* [The exercise]
Lift out each line of the data that holds "Петре".

* [Source records]
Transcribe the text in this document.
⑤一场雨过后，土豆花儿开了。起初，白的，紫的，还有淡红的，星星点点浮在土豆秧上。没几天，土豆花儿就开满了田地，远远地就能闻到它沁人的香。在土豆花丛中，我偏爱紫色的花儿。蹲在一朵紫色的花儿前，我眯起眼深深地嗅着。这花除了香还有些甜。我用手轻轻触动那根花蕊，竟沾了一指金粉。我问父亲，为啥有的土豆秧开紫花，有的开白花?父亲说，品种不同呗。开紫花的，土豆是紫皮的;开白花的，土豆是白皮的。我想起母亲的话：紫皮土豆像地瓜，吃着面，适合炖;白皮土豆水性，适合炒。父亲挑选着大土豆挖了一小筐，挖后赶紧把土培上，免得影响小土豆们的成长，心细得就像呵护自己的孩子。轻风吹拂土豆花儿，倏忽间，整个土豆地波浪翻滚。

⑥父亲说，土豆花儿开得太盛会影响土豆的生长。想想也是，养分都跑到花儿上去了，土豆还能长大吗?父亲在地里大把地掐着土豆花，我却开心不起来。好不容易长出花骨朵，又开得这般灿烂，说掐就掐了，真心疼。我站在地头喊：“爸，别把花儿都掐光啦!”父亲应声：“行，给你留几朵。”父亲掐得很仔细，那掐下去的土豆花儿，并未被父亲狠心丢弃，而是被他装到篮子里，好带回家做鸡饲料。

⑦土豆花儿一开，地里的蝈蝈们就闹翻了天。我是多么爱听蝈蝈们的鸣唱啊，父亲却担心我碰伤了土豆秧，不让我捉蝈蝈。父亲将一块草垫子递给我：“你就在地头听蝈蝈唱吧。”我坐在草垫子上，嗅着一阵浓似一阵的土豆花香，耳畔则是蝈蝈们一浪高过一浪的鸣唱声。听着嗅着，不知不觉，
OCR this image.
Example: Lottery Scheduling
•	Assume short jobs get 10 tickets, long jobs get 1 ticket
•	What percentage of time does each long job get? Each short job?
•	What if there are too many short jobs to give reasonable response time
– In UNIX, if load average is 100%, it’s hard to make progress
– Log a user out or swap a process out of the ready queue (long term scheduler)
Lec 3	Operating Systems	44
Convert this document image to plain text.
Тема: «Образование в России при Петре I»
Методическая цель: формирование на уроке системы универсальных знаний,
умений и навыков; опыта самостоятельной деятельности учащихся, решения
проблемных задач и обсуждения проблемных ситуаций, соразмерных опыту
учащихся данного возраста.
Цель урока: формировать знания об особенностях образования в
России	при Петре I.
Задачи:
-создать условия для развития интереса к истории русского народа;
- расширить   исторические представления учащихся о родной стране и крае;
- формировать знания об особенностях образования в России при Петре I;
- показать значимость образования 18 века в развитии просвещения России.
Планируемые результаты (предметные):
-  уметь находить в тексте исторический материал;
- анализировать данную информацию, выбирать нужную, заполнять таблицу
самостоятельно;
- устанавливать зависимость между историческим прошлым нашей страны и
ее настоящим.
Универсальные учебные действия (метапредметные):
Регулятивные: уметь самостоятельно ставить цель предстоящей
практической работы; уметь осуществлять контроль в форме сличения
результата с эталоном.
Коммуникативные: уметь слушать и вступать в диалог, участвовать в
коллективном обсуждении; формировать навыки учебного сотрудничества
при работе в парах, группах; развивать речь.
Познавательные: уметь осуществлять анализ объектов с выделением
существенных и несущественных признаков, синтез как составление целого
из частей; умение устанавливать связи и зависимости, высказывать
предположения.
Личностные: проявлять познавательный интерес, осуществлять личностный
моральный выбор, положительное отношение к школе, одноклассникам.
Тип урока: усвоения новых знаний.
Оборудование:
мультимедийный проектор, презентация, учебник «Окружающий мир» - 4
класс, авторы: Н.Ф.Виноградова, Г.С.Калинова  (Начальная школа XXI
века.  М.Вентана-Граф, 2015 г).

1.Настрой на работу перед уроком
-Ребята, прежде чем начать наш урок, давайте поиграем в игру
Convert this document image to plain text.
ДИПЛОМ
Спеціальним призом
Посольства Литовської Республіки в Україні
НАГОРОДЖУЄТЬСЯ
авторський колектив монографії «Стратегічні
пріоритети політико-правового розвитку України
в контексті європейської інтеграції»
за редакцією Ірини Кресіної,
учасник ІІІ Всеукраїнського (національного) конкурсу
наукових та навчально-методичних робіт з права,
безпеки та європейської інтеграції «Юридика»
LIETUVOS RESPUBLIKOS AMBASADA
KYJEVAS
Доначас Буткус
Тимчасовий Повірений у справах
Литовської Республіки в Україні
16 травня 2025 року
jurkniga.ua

* [Output for this exercise]
Тема: «Образование в России при Петре I»
России	при Петре I.
- формировать знания об особенностях образования в России при Петре I;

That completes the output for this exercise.